Records shown:
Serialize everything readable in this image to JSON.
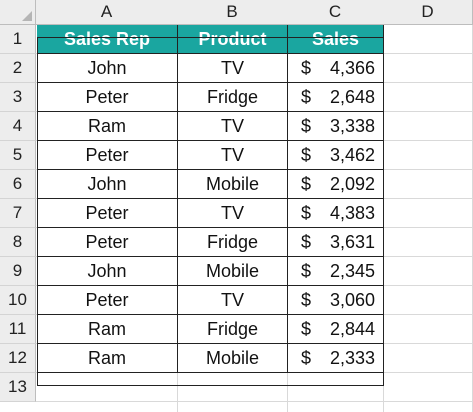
{
  "columns": [
    "A",
    "B",
    "C",
    "D"
  ],
  "rows": [
    "1",
    "2",
    "3",
    "4",
    "5",
    "6",
    "7",
    "8",
    "9",
    "10",
    "11",
    "12",
    "13"
  ],
  "table": {
    "headers": [
      "Sales Rep",
      "Product",
      "Sales"
    ],
    "currency_symbol": "$",
    "header_color": "#1aa6a0",
    "data": [
      {
        "rep": "John",
        "product": "TV",
        "sales": "4,366"
      },
      {
        "rep": "Peter",
        "product": "Fridge",
        "sales": "2,648"
      },
      {
        "rep": "Ram",
        "product": "TV",
        "sales": "3,338"
      },
      {
        "rep": "Peter",
        "product": "TV",
        "sales": "3,462"
      },
      {
        "rep": "John",
        "product": "Mobile",
        "sales": "2,092"
      },
      {
        "rep": "Peter",
        "product": "TV",
        "sales": "4,383"
      },
      {
        "rep": "Peter",
        "product": "Fridge",
        "sales": "3,631"
      },
      {
        "rep": "John",
        "product": "Mobile",
        "sales": "2,345"
      },
      {
        "rep": "Peter",
        "product": "TV",
        "sales": "3,060"
      },
      {
        "rep": "Ram",
        "product": "Fridge",
        "sales": "2,844"
      },
      {
        "rep": "Ram",
        "product": "Mobile",
        "sales": "2,333"
      }
    ]
  }
}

Directive:
Copy everything in the records above except the pictures, exactly as written.

Answer to this exercise:
Serialize everything readable in this image to JSON.
{
  "columns": [
    "A",
    "B",
    "C",
    "D"
  ],
  "rows": [
    "1",
    "2",
    "3",
    "4",
    "5",
    "6",
    "7",
    "8",
    "9",
    "10",
    "11",
    "12",
    "13"
  ],
  "table": {
    "headers": [
      "Sales Rep",
      "Product",
      "Sales"
    ],
    "currency_symbol": "$",
    "header_color": "#1aa6a0",
    "data": [
      {
        "rep": "John",
        "product": "TV",
        "sales": "4,366"
      },
      {
        "rep": "Peter",
        "product": "Fridge",
        "sales": "2,648"
      },
      {
        "rep": "Ram",
        "product": "TV",
        "sales": "3,338"
      },
      {
        "rep": "Peter",
        "product": "TV",
        "sales": "3,462"
      },
      {
        "rep": "John",
        "product": "Mobile",
        "sales": "2,092"
      },
      {
        "rep": "Peter",
        "product": "TV",
        "sales": "4,383"
      },
      {
        "rep": "Peter",
        "product": "Fridge",
        "sales": "3,631"
      },
      {
        "rep": "John",
        "product": "Mobile",
        "sales": "2,345"
      },
      {
        "rep": "Peter",
        "product": "TV",
        "sales": "3,060"
      },
      {
        "rep": "Ram",
        "product": "Fridge",
        "sales": "2,844"
      },
      {
        "rep": "Ram",
        "product": "Mobile",
        "sales": "2,333"
      }
    ]
  }
}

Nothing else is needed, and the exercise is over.